BEGIN Data shown

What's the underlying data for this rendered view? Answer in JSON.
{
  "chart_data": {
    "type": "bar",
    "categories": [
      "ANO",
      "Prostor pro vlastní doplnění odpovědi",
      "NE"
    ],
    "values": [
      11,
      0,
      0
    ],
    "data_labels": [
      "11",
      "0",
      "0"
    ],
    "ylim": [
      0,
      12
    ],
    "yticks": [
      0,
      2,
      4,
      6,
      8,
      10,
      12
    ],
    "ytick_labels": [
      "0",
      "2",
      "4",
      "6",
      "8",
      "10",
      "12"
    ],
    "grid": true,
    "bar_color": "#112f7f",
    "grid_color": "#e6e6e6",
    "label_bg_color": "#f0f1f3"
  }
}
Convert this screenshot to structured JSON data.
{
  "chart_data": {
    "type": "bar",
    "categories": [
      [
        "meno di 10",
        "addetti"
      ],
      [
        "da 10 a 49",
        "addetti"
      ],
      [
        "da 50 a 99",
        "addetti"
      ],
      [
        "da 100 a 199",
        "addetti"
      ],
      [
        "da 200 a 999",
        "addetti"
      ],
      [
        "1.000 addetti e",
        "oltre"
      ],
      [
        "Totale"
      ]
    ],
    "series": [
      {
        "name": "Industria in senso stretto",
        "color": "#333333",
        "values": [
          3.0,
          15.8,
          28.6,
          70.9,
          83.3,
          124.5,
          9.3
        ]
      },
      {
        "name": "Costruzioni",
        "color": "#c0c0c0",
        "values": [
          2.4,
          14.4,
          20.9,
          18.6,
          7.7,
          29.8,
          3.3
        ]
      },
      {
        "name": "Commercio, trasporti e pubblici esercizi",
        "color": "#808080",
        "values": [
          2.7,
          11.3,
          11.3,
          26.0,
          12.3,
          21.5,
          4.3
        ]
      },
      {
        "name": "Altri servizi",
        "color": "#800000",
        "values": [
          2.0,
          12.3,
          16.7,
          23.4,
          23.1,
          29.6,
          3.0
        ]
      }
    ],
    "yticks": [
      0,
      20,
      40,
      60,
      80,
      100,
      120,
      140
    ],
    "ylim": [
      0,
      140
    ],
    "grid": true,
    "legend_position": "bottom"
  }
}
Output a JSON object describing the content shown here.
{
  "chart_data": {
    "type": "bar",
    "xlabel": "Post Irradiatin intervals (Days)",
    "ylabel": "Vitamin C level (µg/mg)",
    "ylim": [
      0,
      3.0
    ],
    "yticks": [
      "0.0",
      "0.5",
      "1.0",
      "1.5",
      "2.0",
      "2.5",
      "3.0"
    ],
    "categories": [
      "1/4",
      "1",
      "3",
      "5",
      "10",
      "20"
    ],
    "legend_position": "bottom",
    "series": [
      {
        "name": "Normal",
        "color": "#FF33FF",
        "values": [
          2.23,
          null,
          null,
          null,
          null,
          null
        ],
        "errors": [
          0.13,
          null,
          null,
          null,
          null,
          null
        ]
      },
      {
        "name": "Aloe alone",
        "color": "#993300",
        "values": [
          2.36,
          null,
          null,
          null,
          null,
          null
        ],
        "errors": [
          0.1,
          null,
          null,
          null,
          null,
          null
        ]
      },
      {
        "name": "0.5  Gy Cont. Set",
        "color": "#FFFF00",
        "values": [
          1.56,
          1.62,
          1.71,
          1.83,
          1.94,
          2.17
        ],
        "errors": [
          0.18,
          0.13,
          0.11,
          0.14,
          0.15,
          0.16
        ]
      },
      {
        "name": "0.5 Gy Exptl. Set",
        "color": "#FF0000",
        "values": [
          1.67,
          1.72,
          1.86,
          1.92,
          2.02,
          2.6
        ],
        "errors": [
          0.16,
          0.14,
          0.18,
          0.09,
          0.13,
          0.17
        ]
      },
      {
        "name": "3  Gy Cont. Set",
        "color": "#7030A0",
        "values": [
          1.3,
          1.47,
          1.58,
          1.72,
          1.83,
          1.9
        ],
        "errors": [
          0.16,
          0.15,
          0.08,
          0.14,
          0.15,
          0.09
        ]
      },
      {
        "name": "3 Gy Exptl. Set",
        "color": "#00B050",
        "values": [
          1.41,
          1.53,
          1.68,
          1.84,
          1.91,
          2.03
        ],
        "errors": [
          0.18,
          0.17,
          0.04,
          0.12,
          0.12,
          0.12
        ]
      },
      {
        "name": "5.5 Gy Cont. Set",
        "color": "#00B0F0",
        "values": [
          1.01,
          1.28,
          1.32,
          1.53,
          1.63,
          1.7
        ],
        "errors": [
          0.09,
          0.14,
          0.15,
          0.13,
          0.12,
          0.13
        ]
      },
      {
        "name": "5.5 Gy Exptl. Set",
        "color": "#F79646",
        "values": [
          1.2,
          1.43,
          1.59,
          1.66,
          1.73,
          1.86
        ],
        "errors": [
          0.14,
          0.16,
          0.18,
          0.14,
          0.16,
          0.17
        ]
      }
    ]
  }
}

END Data shown

Write down all the entries again without a single difference.

What's the underlying data for this rendered view? Answer in JSON.
{
  "chart_data": {
    "type": "bar",
    "categories": [
      "ANO",
      "Prostor pro vlastní doplnění odpovědi",
      "NE"
    ],
    "values": [
      11,
      0,
      0
    ],
    "data_labels": [
      "11",
      "0",
      "0"
    ],
    "ylim": [
      0,
      12
    ],
    "yticks": [
      0,
      2,
      4,
      6,
      8,
      10,
      12
    ],
    "ytick_labels": [
      "0",
      "2",
      "4",
      "6",
      "8",
      "10",
      "12"
    ],
    "grid": true,
    "bar_color": "#112f7f",
    "grid_color": "#e6e6e6",
    "label_bg_color": "#f0f1f3"
  }
}
Convert this screenshot to structured JSON data.
{
  "chart_data": {
    "type": "bar",
    "categories": [
      [
        "meno di 10",
        "addetti"
      ],
      [
        "da 10 a 49",
        "addetti"
      ],
      [
        "da 50 a 99",
        "addetti"
      ],
      [
        "da 100 a 199",
        "addetti"
      ],
      [
        "da 200 a 999",
        "addetti"
      ],
      [
        "1.000 addetti e",
        "oltre"
      ],
      [
        "Totale"
      ]
    ],
    "series": [
      {
        "name": "Industria in senso stretto",
        "color": "#333333",
        "values": [
          3.0,
          15.8,
          28.6,
          70.9,
          83.3,
          124.5,
          9.3
        ]
      },
      {
        "name": "Costruzioni",
        "color": "#c0c0c0",
        "values": [
          2.4,
          14.4,
          20.9,
          18.6,
          7.7,
          29.8,
          3.3
        ]
      },
      {
        "name": "Commercio, trasporti e pubblici esercizi",
        "color": "#808080",
        "values": [
          2.7,
          11.3,
          11.3,
          26.0,
          12.3,
          21.5,
          4.3
        ]
      },
      {
        "name": "Altri servizi",
        "color": "#800000",
        "values": [
          2.0,
          12.3,
          16.7,
          23.4,
          23.1,
          29.6,
          3.0
        ]
      }
    ],
    "yticks": [
      0,
      20,
      40,
      60,
      80,
      100,
      120,
      140
    ],
    "ylim": [
      0,
      140
    ],
    "grid": true,
    "legend_position": "bottom"
  }
}
Output a JSON object describing the content shown here.
{
  "chart_data": {
    "type": "bar",
    "xlabel": "Post Irradiatin intervals (Days)",
    "ylabel": "Vitamin C level (µg/mg)",
    "ylim": [
      0,
      3.0
    ],
    "yticks": [
      "0.0",
      "0.5",
      "1.0",
      "1.5",
      "2.0",
      "2.5",
      "3.0"
    ],
    "categories": [
      "1/4",
      "1",
      "3",
      "5",
      "10",
      "20"
    ],
    "legend_position": "bottom",
    "series": [
      {
        "name": "Normal",
        "color": "#FF33FF",
        "values": [
          2.23,
          null,
          null,
          null,
          null,
          null
        ],
        "errors": [
          0.13,
          null,
          null,
          null,
          null,
          null
        ]
      },
      {
        "name": "Aloe alone",
        "color": "#993300",
        "values": [
          2.36,
          null,
          null,
          null,
          null,
          null
        ],
        "errors": [
          0.1,
          null,
          null,
          null,
          null,
          null
        ]
      },
      {
        "name": "0.5  Gy Cont. Set",
        "color": "#FFFF00",
        "values": [
          1.56,
          1.62,
          1.71,
          1.83,
          1.94,
          2.17
        ],
        "errors": [
          0.18,
          0.13,
          0.11,
          0.14,
          0.15,
          0.16
        ]
      },
      {
        "name": "0.5 Gy Exptl. Set",
        "color": "#FF0000",
        "values": [
          1.67,
          1.72,
          1.86,
          1.92,
          2.02,
          2.6
        ],
        "errors": [
          0.16,
          0.14,
          0.18,
          0.09,
          0.13,
          0.17
        ]
      },
      {
        "name": "3  Gy Cont. Set",
        "color": "#7030A0",
        "values": [
          1.3,
          1.47,
          1.58,
          1.72,
          1.83,
          1.9
        ],
        "errors": [
          0.16,
          0.15,
          0.08,
          0.14,
          0.15,
          0.09
        ]
      },
      {
        "name": "3 Gy Exptl. Set",
        "color": "#00B050",
        "values": [
          1.41,
          1.53,
          1.68,
          1.84,
          1.91,
          2.03
        ],
        "errors": [
          0.18,
          0.17,
          0.04,
          0.12,
          0.12,
          0.12
        ]
      },
      {
        "name": "5.5 Gy Cont. Set",
        "color": "#00B0F0",
        "values": [
          1.01,
          1.28,
          1.32,
          1.53,
          1.63,
          1.7
        ],
        "errors": [
          0.09,
          0.14,
          0.15,
          0.13,
          0.12,
          0.13
        ]
      },
      {
        "name": "5.5 Gy Exptl. Set",
        "color": "#F79646",
        "values": [
          1.2,
          1.43,
          1.59,
          1.66,
          1.73,
          1.86
        ],
        "errors": [
          0.14,
          0.16,
          0.18,
          0.14,
          0.16,
          0.17
        ]
      }
    ]
  }
}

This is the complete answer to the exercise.